Dataset items:
§ §
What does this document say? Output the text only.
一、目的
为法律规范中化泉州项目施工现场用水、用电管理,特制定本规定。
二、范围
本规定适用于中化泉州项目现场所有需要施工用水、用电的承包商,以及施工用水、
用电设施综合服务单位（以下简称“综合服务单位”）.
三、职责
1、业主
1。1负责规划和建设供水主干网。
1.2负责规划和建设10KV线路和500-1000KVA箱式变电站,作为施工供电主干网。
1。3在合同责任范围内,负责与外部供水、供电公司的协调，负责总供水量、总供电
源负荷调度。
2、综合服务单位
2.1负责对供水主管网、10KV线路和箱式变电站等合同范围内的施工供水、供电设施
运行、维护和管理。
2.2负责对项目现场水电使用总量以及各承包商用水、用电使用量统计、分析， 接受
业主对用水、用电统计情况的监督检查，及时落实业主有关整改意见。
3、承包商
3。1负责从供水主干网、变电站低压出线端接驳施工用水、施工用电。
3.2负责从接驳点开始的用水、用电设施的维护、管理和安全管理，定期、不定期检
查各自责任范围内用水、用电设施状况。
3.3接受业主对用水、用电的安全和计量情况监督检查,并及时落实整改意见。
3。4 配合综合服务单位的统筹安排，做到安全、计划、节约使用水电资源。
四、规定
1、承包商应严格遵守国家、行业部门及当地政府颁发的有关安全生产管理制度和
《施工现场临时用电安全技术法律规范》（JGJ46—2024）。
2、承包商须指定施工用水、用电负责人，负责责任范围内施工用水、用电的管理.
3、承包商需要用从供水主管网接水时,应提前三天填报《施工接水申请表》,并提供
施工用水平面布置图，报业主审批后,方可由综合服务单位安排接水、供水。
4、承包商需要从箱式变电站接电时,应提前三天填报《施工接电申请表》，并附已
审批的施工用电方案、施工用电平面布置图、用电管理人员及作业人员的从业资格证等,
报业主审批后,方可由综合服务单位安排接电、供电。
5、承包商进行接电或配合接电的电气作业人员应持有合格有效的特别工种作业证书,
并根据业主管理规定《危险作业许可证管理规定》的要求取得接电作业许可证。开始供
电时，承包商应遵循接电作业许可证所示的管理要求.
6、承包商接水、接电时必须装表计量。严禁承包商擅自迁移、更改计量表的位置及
§ §
--- TASK TO COMPLETE ---
Retype the whole listing, matching it exactly.

--- RESULT OF THE TASK ---
What does this document say? Output the text only.
一、目的
为法律规范中化泉州项目施工现场用水、用电管理,特制定本规定。
二、范围
本规定适用于中化泉州项目现场所有需要施工用水、用电的承包商,以及施工用水、
用电设施综合服务单位（以下简称“综合服务单位”）.
三、职责
1、业主
1。1负责规划和建设供水主干网。
1.2负责规划和建设10KV线路和500-1000KVA箱式变电站,作为施工供电主干网。
1。3在合同责任范围内,负责与外部供水、供电公司的协调，负责总供水量、总供电
源负荷调度。
2、综合服务单位
2.1负责对供水主管网、10KV线路和箱式变电站等合同范围内的施工供水、供电设施
运行、维护和管理。
2.2负责对项目现场水电使用总量以及各承包商用水、用电使用量统计、分析， 接受
业主对用水、用电统计情况的监督检查，及时落实业主有关整改意见。
3、承包商
3。1负责从供水主干网、变电站低压出线端接驳施工用水、施工用电。
3.2负责从接驳点开始的用水、用电设施的维护、管理和安全管理，定期、不定期检
查各自责任范围内用水、用电设施状况。
3.3接受业主对用水、用电的安全和计量情况监督检查,并及时落实整改意见。
3。4 配合综合服务单位的统筹安排，做到安全、计划、节约使用水电资源。
四、规定
1、承包商应严格遵守国家、行业部门及当地政府颁发的有关安全生产管理制度和
《施工现场临时用电安全技术法律规范》（JGJ46—2024）。
2、承包商须指定施工用水、用电负责人，负责责任范围内施工用水、用电的管理.
3、承包商需要用从供水主管网接水时,应提前三天填报《施工接水申请表》,并提供
施工用水平面布置图，报业主审批后,方可由综合服务单位安排接水、供水。
4、承包商需要从箱式变电站接电时,应提前三天填报《施工接电申请表》，并附已
审批的施工用电方案、施工用电平面布置图、用电管理人员及作业人员的从业资格证等,
报业主审批后,方可由综合服务单位安排接电、供电。
5、承包商进行接电或配合接电的电气作业人员应持有合格有效的特别工种作业证书,
并根据业主管理规定《危险作业许可证管理规定》的要求取得接电作业许可证。开始供
电时，承包商应遵循接电作业许可证所示的管理要求.
6、承包商接水、接电时必须装表计量。严禁承包商擅自迁移、更改计量表的位置及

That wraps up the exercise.